The records below must be retyped exactly.

Start

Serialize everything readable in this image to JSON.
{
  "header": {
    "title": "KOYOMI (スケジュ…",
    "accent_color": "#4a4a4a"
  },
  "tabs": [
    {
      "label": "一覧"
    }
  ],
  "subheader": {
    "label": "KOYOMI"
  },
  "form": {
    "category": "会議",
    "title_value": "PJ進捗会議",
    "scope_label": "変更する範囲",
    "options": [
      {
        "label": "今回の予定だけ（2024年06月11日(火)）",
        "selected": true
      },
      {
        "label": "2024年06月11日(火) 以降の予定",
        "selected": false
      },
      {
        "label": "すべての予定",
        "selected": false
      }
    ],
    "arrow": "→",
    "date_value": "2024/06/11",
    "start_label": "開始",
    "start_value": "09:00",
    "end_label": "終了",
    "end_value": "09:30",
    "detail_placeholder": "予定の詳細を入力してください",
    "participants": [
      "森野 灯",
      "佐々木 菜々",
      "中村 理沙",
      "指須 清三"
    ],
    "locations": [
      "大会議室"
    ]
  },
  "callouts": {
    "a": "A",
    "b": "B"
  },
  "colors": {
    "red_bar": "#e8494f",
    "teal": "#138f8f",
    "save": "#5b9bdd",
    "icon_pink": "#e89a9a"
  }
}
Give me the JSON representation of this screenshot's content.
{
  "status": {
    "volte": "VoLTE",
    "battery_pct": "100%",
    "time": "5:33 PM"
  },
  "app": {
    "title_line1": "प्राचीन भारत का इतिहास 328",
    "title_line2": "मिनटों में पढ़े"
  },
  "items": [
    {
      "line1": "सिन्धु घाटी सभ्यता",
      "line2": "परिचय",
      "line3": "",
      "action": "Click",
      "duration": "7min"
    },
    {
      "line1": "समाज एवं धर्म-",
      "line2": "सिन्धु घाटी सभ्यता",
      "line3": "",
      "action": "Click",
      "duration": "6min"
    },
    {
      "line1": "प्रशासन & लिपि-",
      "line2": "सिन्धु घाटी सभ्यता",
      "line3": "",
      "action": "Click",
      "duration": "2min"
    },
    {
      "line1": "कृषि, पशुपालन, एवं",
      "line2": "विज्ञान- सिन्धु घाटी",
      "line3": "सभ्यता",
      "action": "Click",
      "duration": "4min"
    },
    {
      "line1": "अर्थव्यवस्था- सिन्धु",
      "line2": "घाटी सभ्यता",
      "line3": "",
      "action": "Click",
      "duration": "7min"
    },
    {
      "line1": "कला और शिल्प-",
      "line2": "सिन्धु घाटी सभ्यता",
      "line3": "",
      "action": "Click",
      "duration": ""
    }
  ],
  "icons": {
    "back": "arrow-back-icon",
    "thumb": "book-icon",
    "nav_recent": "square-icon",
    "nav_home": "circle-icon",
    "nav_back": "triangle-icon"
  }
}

End

Response =>
Serialize everything readable in this image to JSON.
{
  "header": {
    "title": "KOYOMI (スケジュ…",
    "accent_color": "#4a4a4a"
  },
  "tabs": [
    {
      "label": "一覧"
    }
  ],
  "subheader": {
    "label": "KOYOMI"
  },
  "form": {
    "category": "会議",
    "title_value": "PJ進捗会議",
    "scope_label": "変更する範囲",
    "options": [
      {
        "label": "今回の予定だけ（2024年06月11日(火)）",
        "selected": true
      },
      {
        "label": "2024年06月11日(火) 以降の予定",
        "selected": false
      },
      {
        "label": "すべての予定",
        "selected": false
      }
    ],
    "arrow": "→",
    "date_value": "2024/06/11",
    "start_label": "開始",
    "start_value": "09:00",
    "end_label": "終了",
    "end_value": "09:30",
    "detail_placeholder": "予定の詳細を入力してください",
    "participants": [
      "森野 灯",
      "佐々木 菜々",
      "中村 理沙",
      "指須 清三"
    ],
    "locations": [
      "大会議室"
    ]
  },
  "callouts": {
    "a": "A",
    "b": "B"
  },
  "colors": {
    "red_bar": "#e8494f",
    "teal": "#138f8f",
    "save": "#5b9bdd",
    "icon_pink": "#e89a9a"
  }
}
Give me the JSON representation of this screenshot's content.
{
  "status": {
    "volte": "VoLTE",
    "battery_pct": "100%",
    "time": "5:33 PM"
  },
  "app": {
    "title_line1": "प्राचीन भारत का इतिहास 328",
    "title_line2": "मिनटों में पढ़े"
  },
  "items": [
    {
      "line1": "सिन्धु घाटी सभ्यता",
      "line2": "परिचय",
      "line3": "",
      "action": "Click",
      "duration": "7min"
    },
    {
      "line1": "समाज एवं धर्म-",
      "line2": "सिन्धु घाटी सभ्यता",
      "line3": "",
      "action": "Click",
      "duration": "6min"
    },
    {
      "line1": "प्रशासन & लिपि-",
      "line2": "सिन्धु घाटी सभ्यता",
      "line3": "",
      "action": "Click",
      "duration": "2min"
    },
    {
      "line1": "कृषि, पशुपालन, एवं",
      "line2": "विज्ञान- सिन्धु घाटी",
      "line3": "सभ्यता",
      "action": "Click",
      "duration": "4min"
    },
    {
      "line1": "अर्थव्यवस्था- सिन्धु",
      "line2": "घाटी सभ्यता",
      "line3": "",
      "action": "Click",
      "duration": "7min"
    },
    {
      "line1": "कला और शिल्प-",
      "line2": "सिन्धु घाटी सभ्यता",
      "line3": "",
      "action": "Click",
      "duration": ""
    }
  ],
  "icons": {
    "back": "arrow-back-icon",
    "thumb": "book-icon",
    "nav_recent": "square-icon",
    "nav_home": "circle-icon",
    "nav_back": "triangle-icon"
  }
}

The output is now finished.